→ TASK: All entries must be repeated exactly; do not include the pictures.
======== DATASET EXCERPTS ========
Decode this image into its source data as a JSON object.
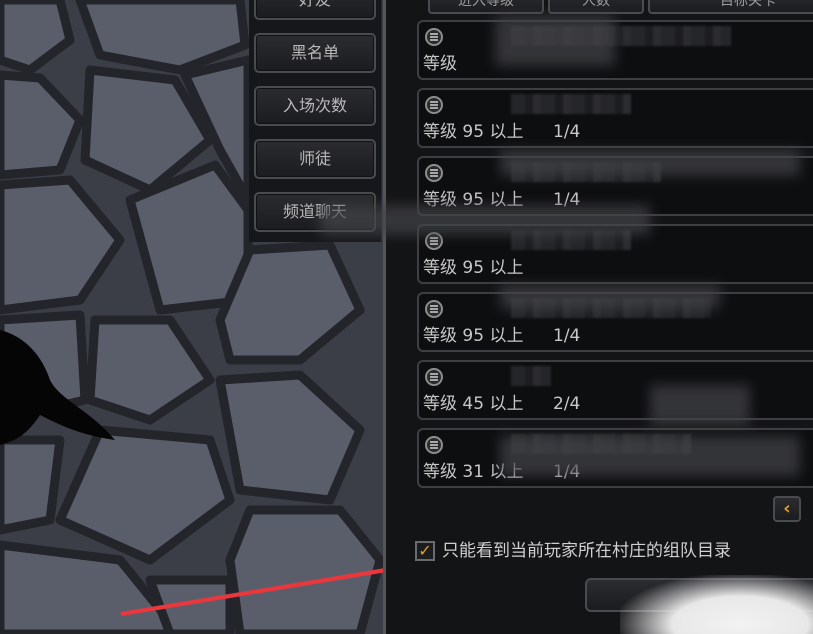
{
  "side_tabs": [
    {
      "label": "好友"
    },
    {
      "label": "黑名单"
    },
    {
      "label": "入场次数"
    },
    {
      "label": "师徒"
    },
    {
      "label": "频道聊天"
    }
  ],
  "column_headers": [
    {
      "label": "进入等级"
    },
    {
      "label": "人数"
    },
    {
      "label": "目标关卡"
    }
  ],
  "team_rows": [
    {
      "level": "等级",
      "count": ""
    },
    {
      "level": "等级 95 以上",
      "count": "1/4"
    },
    {
      "level": "等级 95 以上",
      "count": "1/4"
    },
    {
      "level": "等级 95 以上",
      "count": ""
    },
    {
      "level": "等级 95 以上",
      "count": "1/4"
    },
    {
      "level": "等级 45 以上",
      "count": "2/4"
    },
    {
      "level": "等级 31 以上",
      "count": "1/4"
    }
  ],
  "scroll_button": {
    "glyph": "‹"
  },
  "filter": {
    "checked_glyph": "✓",
    "label": "只能看到当前玩家所在村庄的组队目录"
  },
  "colors": {
    "accent": "#e0a21f",
    "arrow": "#e8383d",
    "panel_bg": "#131416"
  },
  "icons": {
    "row_icon": "team-icon",
    "scroll": "chevron-left-icon",
    "check": "check-icon"
  }
}
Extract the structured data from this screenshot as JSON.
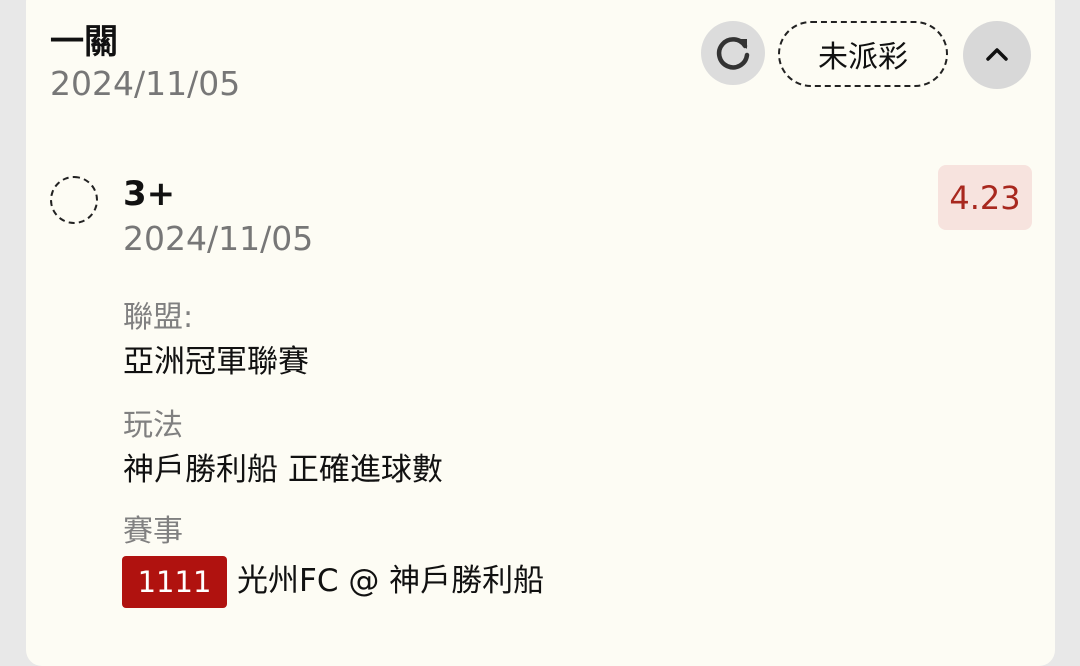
{
  "header": {
    "title": "一關",
    "date": "2024/11/05",
    "status": "未派彩",
    "refresh_icon": "refresh-icon",
    "collapse_icon": "chevron-up-icon"
  },
  "selection": {
    "label": "3+",
    "date": "2024/11/05",
    "odds": "4.23"
  },
  "details": {
    "league_label": "聯盟:",
    "league_value": "亞洲冠軍聯賽",
    "bet_type_label": "玩法",
    "bet_type_value": "神戶勝利船 正確進球數",
    "event_label": "賽事",
    "event_id": "1111",
    "event_match": "光州FC @ 神戶勝利船"
  },
  "colors": {
    "accent_red": "#b0120f",
    "odds_text": "#a8281e",
    "odds_bg": "#f7e3de",
    "card_bg": "#fdfcf4"
  }
}
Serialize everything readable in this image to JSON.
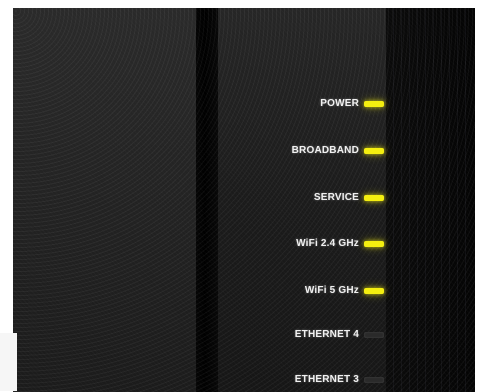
{
  "status_panel": {
    "indicators": [
      {
        "label": "POWER",
        "state": "on",
        "color": "#f4ef10"
      },
      {
        "label": "BROADBAND",
        "state": "on",
        "color": "#f4ef10"
      },
      {
        "label": "SERVICE",
        "state": "on",
        "color": "#f4ef10"
      },
      {
        "label": "WiFi 2.4 GHz",
        "state": "on",
        "color": "#f4ef10"
      },
      {
        "label": "WiFi  5 GHz",
        "state": "on",
        "color": "#f4ef10"
      },
      {
        "label": "ETHERNET 4",
        "state": "off",
        "color": "#2a2a2a"
      },
      {
        "label": "ETHERNET 3",
        "state": "off",
        "color": "#2a2a2a"
      }
    ]
  }
}
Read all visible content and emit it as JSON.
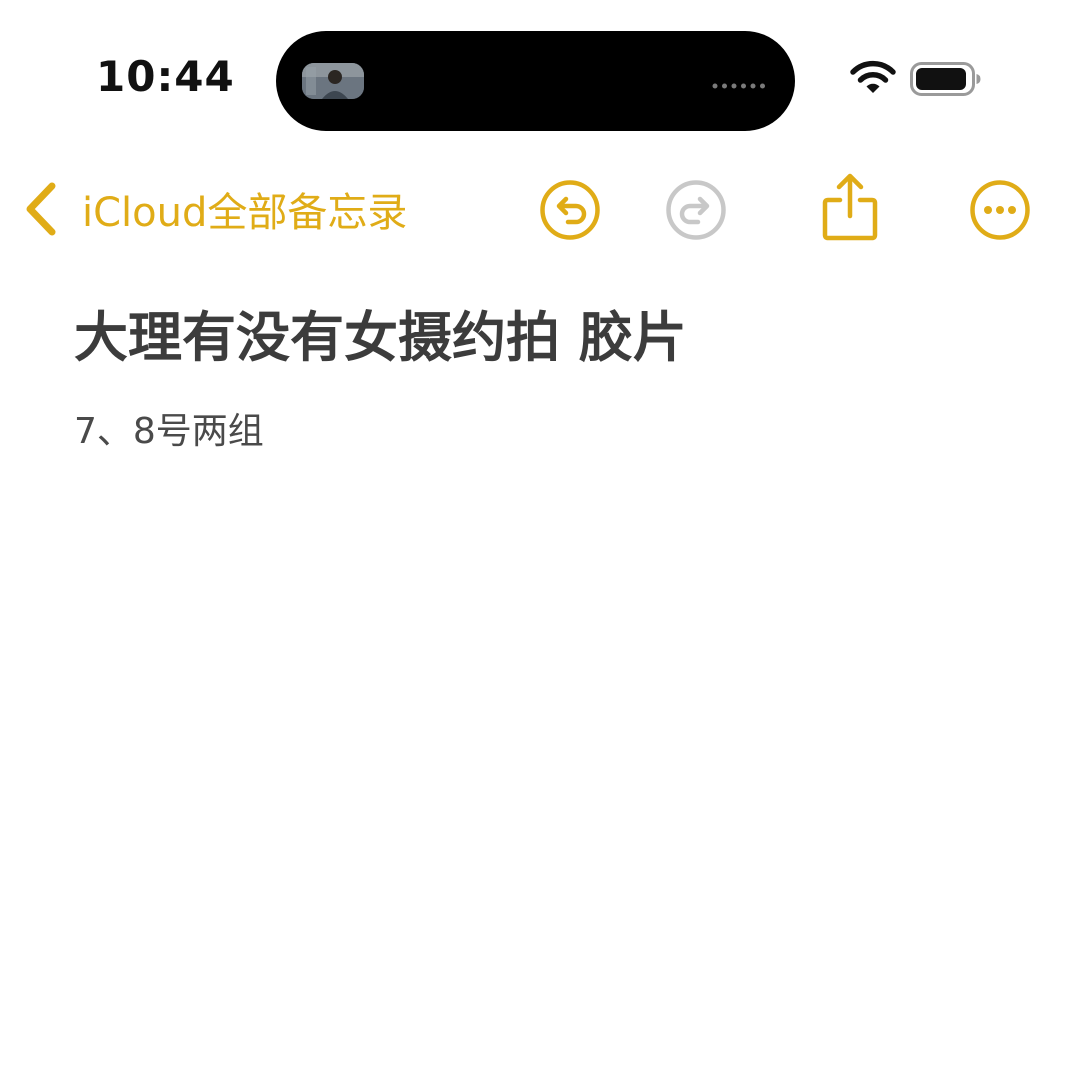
{
  "status_bar": {
    "time": "10:44",
    "icons": [
      "camera-thumbnail-icon",
      "more-dots-icon",
      "wifi-icon",
      "battery-icon"
    ]
  },
  "nav": {
    "back_label": "iCloud全部备忘录",
    "icons": [
      "back-chevron-icon",
      "undo-icon",
      "redo-icon",
      "share-icon",
      "more-icon"
    ],
    "colors": {
      "accent": "#E0AC17",
      "disabled": "#C8C8C8"
    }
  },
  "note": {
    "title": "大理有没有女摄约拍 胶片",
    "body": "7、8号两组"
  }
}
========
→ FINAL RESULT:
Decode this image into its source data as a JSON object.
{
  "side_tabs": [
    {
      "label": "好友"
    },
    {
      "label": "黑名单"
    },
    {
      "label": "入场次数"
    },
    {
      "label": "师徒"
    },
    {
      "label": "频道聊天"
    }
  ],
  "column_headers": [
    {
      "label": "进入等级"
    },
    {
      "label": "人数"
    },
    {
      "label": "目标关卡"
    }
  ],
  "team_rows": [
    {
      "level": "等级",
      "count": ""
    },
    {
      "level": "等级 95 以上",
      "count": "1/4"
    },
    {
      "level": "等级 95 以上",
      "count": "1/4"
    },
    {
      "level": "等级 95 以上",
      "count": ""
    },
    {
      "level": "等级 95 以上",
      "count": "1/4"
    },
    {
      "level": "等级 45 以上",
      "count": "2/4"
    },
    {
      "level": "等级 31 以上",
      "count": "1/4"
    }
  ],
  "scroll_button": {
    "glyph": "‹"
  },
  "filter": {
    "checked_glyph": "✓",
    "label": "只能看到当前玩家所在村庄的组队目录"
  },
  "colors": {
    "accent": "#e0a21f",
    "arrow": "#e8383d",
    "panel_bg": "#131416"
  },
  "icons": {
    "row_icon": "team-icon",
    "scroll": "chevron-left-icon",
    "check": "check-icon"
  }
}
Extract the structured data from this screenshot as JSON.
{
  "header": {
    "title": "一關",
    "date": "2024/11/05",
    "status": "未派彩",
    "refresh_icon": "refresh-icon",
    "collapse_icon": "chevron-up-icon"
  },
  "selection": {
    "label": "3+",
    "date": "2024/11/05",
    "odds": "4.23"
  },
  "details": {
    "league_label": "聯盟:",
    "league_value": "亞洲冠軍聯賽",
    "bet_type_label": "玩法",
    "bet_type_value": "神戶勝利船 正確進球數",
    "event_label": "賽事",
    "event_id": "1111",
    "event_match": "光州FC @ 神戶勝利船"
  },
  "colors": {
    "accent_red": "#b0120f",
    "odds_text": "#a8281e",
    "odds_bg": "#f7e3de",
    "card_bg": "#fdfcf4"
  }
}
Serialize everything readable in this image to JSON.
{
  "status_panel": {
    "indicators": [
      {
        "label": "POWER",
        "state": "on",
        "color": "#f4ef10"
      },
      {
        "label": "BROADBAND",
        "state": "on",
        "color": "#f4ef10"
      },
      {
        "label": "SERVICE",
        "state": "on",
        "color": "#f4ef10"
      },
      {
        "label": "WiFi 2.4 GHz",
        "state": "on",
        "color": "#f4ef10"
      },
      {
        "label": "WiFi  5 GHz",
        "state": "on",
        "color": "#f4ef10"
      },
      {
        "label": "ETHERNET 4",
        "state": "off",
        "color": "#2a2a2a"
      },
      {
        "label": "ETHERNET 3",
        "state": "off",
        "color": "#2a2a2a"
      }
    ]
  }
}
Read all visible content and emit it as JSON.
{
  "status_bar": {
    "time": "10:44",
    "icons": [
      "camera-thumbnail-icon",
      "more-dots-icon",
      "wifi-icon",
      "battery-icon"
    ]
  },
  "nav": {
    "back_label": "iCloud全部备忘录",
    "icons": [
      "back-chevron-icon",
      "undo-icon",
      "redo-icon",
      "share-icon",
      "more-icon"
    ],
    "colors": {
      "accent": "#E0AC17",
      "disabled": "#C8C8C8"
    }
  },
  "note": {
    "title": "大理有没有女摄约拍 胶片",
    "body": "7、8号两组"
  }
}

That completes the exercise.